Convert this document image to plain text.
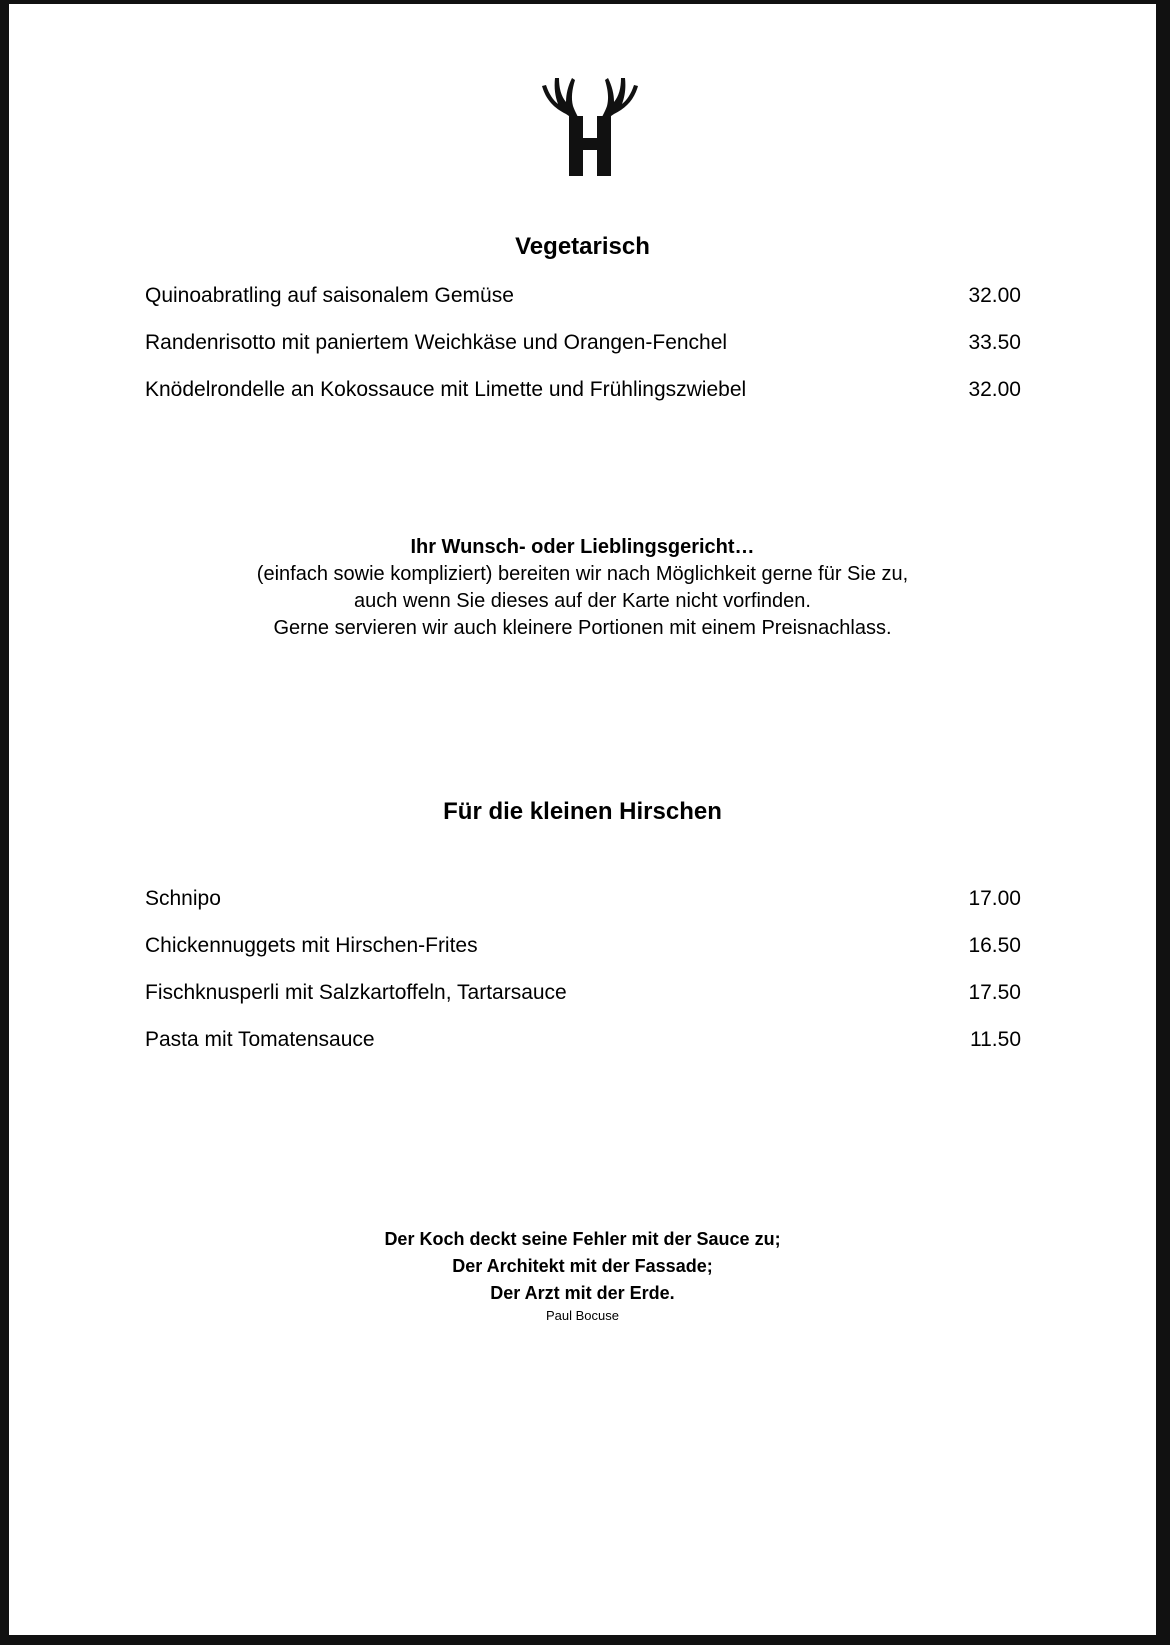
Vegetarisch
Quinoabratling auf saisonalem Gemüse	32.00
Randenrisotto mit paniertem Weichkäse und Orangen-Fenchel	33.50
Knödelrondelle an Kokossauce mit Limette und Frühlingszwiebel	32.00
Ihr Wunsch- oder Lieblingsgericht…
(einfach sowie kompliziert) bereiten wir nach Möglichkeit gerne für Sie zu,
auch wenn Sie dieses auf der Karte nicht vorfinden.
Gerne servieren wir auch kleinere Portionen mit einem Preisnachlass.
Für die kleinen Hirschen
Schnipo	17.00
Chickennuggets mit Hirschen-Frites	16.50
Fischknusperli mit Salzkartoffeln, Tartarsauce	17.50
Pasta mit Tomatensauce	11.50
Der Koch deckt seine Fehler mit der Sauce zu;
Der Architekt mit der Fassade;
Der Arzt mit der Erde.
Paul Bocuse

----

Task directions: Copy each line of the records above that carries the word "Hirschen".

Response for this exercise:
Für die kleinen Hirschen
Chickennuggets mit Hirschen-Frites	16.50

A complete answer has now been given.